MATERIAL TO PROCESS ▸
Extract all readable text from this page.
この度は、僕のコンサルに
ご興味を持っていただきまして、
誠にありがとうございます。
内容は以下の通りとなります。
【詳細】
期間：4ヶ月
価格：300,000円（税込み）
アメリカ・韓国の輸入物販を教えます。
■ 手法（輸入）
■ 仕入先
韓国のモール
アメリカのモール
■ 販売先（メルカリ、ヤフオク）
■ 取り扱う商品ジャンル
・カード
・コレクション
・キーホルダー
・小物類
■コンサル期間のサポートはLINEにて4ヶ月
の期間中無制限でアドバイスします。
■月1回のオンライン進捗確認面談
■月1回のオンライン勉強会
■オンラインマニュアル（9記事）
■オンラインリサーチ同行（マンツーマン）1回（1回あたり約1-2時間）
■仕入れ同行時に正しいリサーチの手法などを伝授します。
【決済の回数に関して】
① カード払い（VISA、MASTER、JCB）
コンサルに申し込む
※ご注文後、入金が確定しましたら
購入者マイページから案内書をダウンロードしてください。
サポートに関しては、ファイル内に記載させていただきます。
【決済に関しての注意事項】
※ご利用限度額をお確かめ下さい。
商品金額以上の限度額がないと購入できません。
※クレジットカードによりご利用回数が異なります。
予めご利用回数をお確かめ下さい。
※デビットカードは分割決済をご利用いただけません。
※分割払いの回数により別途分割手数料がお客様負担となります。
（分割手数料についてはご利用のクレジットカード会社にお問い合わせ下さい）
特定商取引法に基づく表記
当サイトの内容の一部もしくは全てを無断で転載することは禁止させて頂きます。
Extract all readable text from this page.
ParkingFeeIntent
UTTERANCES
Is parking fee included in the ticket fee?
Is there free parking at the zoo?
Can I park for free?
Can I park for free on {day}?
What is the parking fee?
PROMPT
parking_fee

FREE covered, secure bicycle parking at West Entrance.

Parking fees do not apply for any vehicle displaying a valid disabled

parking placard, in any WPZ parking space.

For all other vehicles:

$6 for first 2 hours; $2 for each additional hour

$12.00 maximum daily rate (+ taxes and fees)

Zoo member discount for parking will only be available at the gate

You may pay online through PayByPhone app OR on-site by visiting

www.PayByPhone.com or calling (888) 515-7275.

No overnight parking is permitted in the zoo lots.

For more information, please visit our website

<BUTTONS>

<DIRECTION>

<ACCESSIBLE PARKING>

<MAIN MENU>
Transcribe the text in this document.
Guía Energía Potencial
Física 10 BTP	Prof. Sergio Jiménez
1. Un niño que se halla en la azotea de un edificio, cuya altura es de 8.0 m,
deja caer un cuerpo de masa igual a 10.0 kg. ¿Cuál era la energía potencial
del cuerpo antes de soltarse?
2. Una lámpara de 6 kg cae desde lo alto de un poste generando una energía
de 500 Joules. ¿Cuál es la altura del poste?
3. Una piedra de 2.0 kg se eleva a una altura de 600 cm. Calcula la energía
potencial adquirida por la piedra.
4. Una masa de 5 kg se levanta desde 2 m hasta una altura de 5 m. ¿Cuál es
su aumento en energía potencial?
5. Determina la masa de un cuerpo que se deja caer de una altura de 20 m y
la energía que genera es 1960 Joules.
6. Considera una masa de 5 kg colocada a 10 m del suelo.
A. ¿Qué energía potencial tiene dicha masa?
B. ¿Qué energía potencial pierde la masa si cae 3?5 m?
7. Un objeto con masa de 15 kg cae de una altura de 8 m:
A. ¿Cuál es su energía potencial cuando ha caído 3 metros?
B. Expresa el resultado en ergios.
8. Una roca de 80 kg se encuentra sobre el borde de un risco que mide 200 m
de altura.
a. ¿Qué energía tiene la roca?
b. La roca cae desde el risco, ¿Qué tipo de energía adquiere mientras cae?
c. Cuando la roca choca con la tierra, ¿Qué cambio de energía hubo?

TASK DETAILS ▸ Extract every entry in the listing word for word.

SOLUTION ▸
Extract all readable text from this page.
この度は、僕のコンサルに
ご興味を持っていただきまして、
誠にありがとうございます。
内容は以下の通りとなります。
【詳細】
期間：4ヶ月
価格：300,000円（税込み）
アメリカ・韓国の輸入物販を教えます。
■ 手法（輸入）
■ 仕入先
韓国のモール
アメリカのモール
■ 販売先（メルカリ、ヤフオク）
■ 取り扱う商品ジャンル
・カード
・コレクション
・キーホルダー
・小物類
■コンサル期間のサポートはLINEにて4ヶ月
の期間中無制限でアドバイスします。
■月1回のオンライン進捗確認面談
■月1回のオンライン勉強会
■オンラインマニュアル（9記事）
■オンラインリサーチ同行（マンツーマン）1回（1回あたり約1-2時間）
■仕入れ同行時に正しいリサーチの手法などを伝授します。
【決済の回数に関して】
① カード払い（VISA、MASTER、JCB）
コンサルに申し込む
※ご注文後、入金が確定しましたら
購入者マイページから案内書をダウンロードしてください。
サポートに関しては、ファイル内に記載させていただきます。
【決済に関しての注意事項】
※ご利用限度額をお確かめ下さい。
商品金額以上の限度額がないと購入できません。
※クレジットカードによりご利用回数が異なります。
予めご利用回数をお確かめ下さい。
※デビットカードは分割決済をご利用いただけません。
※分割払いの回数により別途分割手数料がお客様負担となります。
（分割手数料についてはご利用のクレジットカード会社にお問い合わせ下さい）
特定商取引法に基づく表記
当サイトの内容の一部もしくは全てを無断で転載することは禁止させて頂きます。
Extract all readable text from this page.
ParkingFeeIntent
UTTERANCES
Is parking fee included in the ticket fee?
Is there free parking at the zoo?
Can I park for free?
Can I park for free on {day}?
What is the parking fee?
PROMPT
parking_fee

FREE covered, secure bicycle parking at West Entrance.

Parking fees do not apply for any vehicle displaying a valid disabled

parking placard, in any WPZ parking space.

For all other vehicles:

$6 for first 2 hours; $2 for each additional hour

$12.00 maximum daily rate (+ taxes and fees)

Zoo member discount for parking will only be available at the gate

You may pay online through PayByPhone app OR on-site by visiting

www.PayByPhone.com or calling (888) 515-7275.

No overnight parking is permitted in the zoo lots.

For more information, please visit our website

<BUTTONS>

<DIRECTION>

<ACCESSIBLE PARKING>

<MAIN MENU>
Transcribe the text in this document.
Guía Energía Potencial
Física 10 BTP	Prof. Sergio Jiménez
1. Un niño que se halla en la azotea de un edificio, cuya altura es de 8.0 m,
deja caer un cuerpo de masa igual a 10.0 kg. ¿Cuál era la energía potencial
del cuerpo antes de soltarse?
2. Una lámpara de 6 kg cae desde lo alto de un poste generando una energía
de 500 Joules. ¿Cuál es la altura del poste?
3. Una piedra de 2.0 kg se eleva a una altura de 600 cm. Calcula la energía
potencial adquirida por la piedra.
4. Una masa de 5 kg se levanta desde 2 m hasta una altura de 5 m. ¿Cuál es
su aumento en energía potencial?
5. Determina la masa de un cuerpo que se deja caer de una altura de 20 m y
la energía que genera es 1960 Joules.
6. Considera una masa de 5 kg colocada a 10 m del suelo.
A. ¿Qué energía potencial tiene dicha masa?
B. ¿Qué energía potencial pierde la masa si cae 3?5 m?
7. Un objeto con masa de 15 kg cae de una altura de 8 m:
A. ¿Cuál es su energía potencial cuando ha caído 3 metros?
B. Expresa el resultado en ergios.
8. Una roca de 80 kg se encuentra sobre el borde de un risco que mide 200 m
de altura.
a. ¿Qué energía tiene la roca?
b. La roca cae desde el risco, ¿Qué tipo de energía adquiere mientras cae?
c. Cuando la roca choca con la tierra, ¿Qué cambio de energía hubo?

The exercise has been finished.